**Exercise aim**
Repeat the material verbatim and drop the pictures.

**Records shown**
◆ ◆ ◆ ◆ ◆
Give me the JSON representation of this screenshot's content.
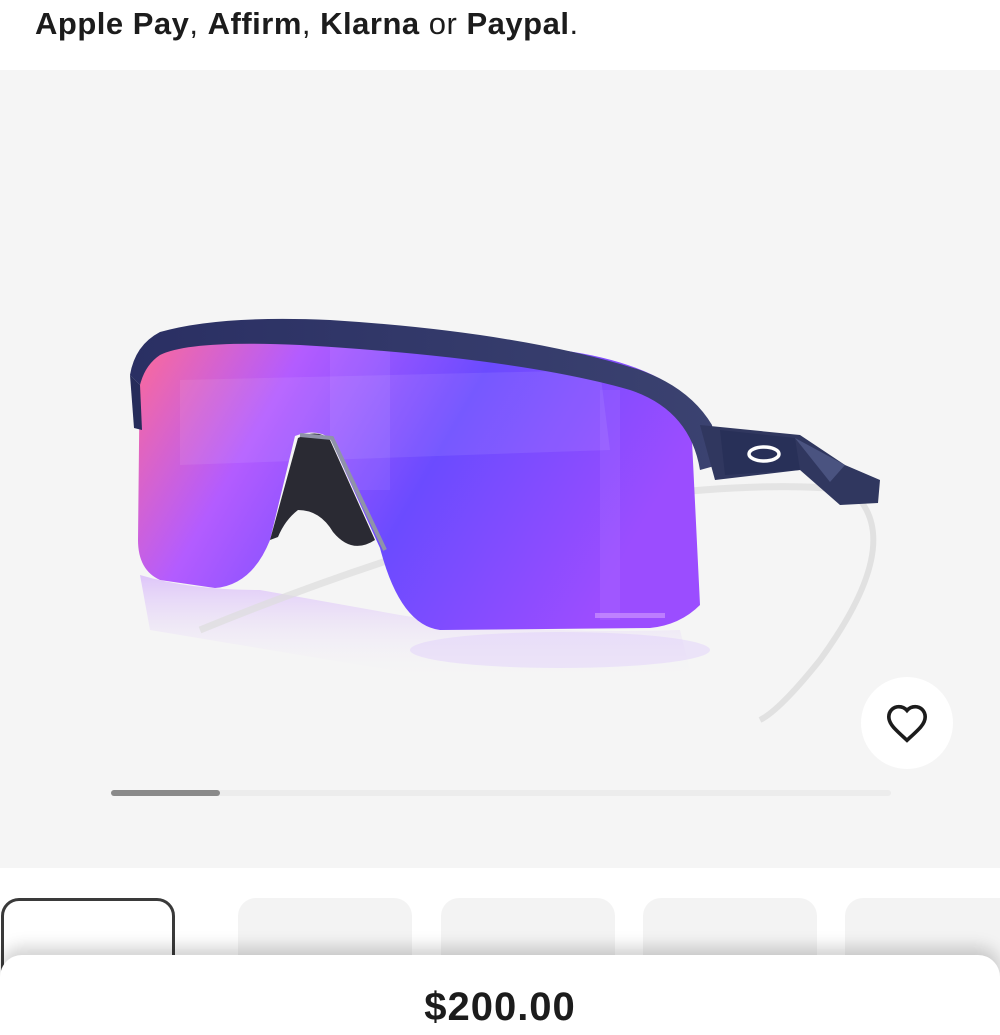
{
  "payment": {
    "methods": [
      "Apple Pay",
      "Affirm",
      "Klarna",
      "Paypal"
    ],
    "separator": ",",
    "conjunction": "or",
    "end": "."
  },
  "gallery": {
    "image_index_fraction": 0.14,
    "favorite_icon": "heart-icon"
  },
  "thumbnails": {
    "count": 5,
    "selected_index": 0
  },
  "price": {
    "amount": "$200.00"
  },
  "colors": {
    "lens_pink": "#ff5fa8",
    "lens_violet": "#9a4dff",
    "lens_blue": "#5b3fff",
    "frame_navy": "#262c5a",
    "background": "#f5f5f5"
  }
}
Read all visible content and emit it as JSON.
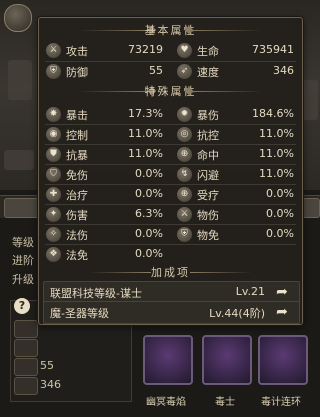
◆ ◆ ◆ ◆ ◆
**Finished answer**
Give me the JSON representation of this screenshot's content.
{
  "payment": {
    "methods": [
      "Apple Pay",
      "Affirm",
      "Klarna",
      "Paypal"
    ],
    "separator": ",",
    "conjunction": "or",
    "end": "."
  },
  "gallery": {
    "image_index_fraction": 0.14,
    "favorite_icon": "heart-icon"
  },
  "thumbnails": {
    "count": 5,
    "selected_index": 0
  },
  "price": {
    "amount": "$200.00"
  },
  "colors": {
    "lens_pink": "#ff5fa8",
    "lens_violet": "#9a4dff",
    "lens_blue": "#5b3fff",
    "frame_navy": "#262c5a",
    "background": "#f5f5f5"
  }
}
Read all visible content and emit it as JSON.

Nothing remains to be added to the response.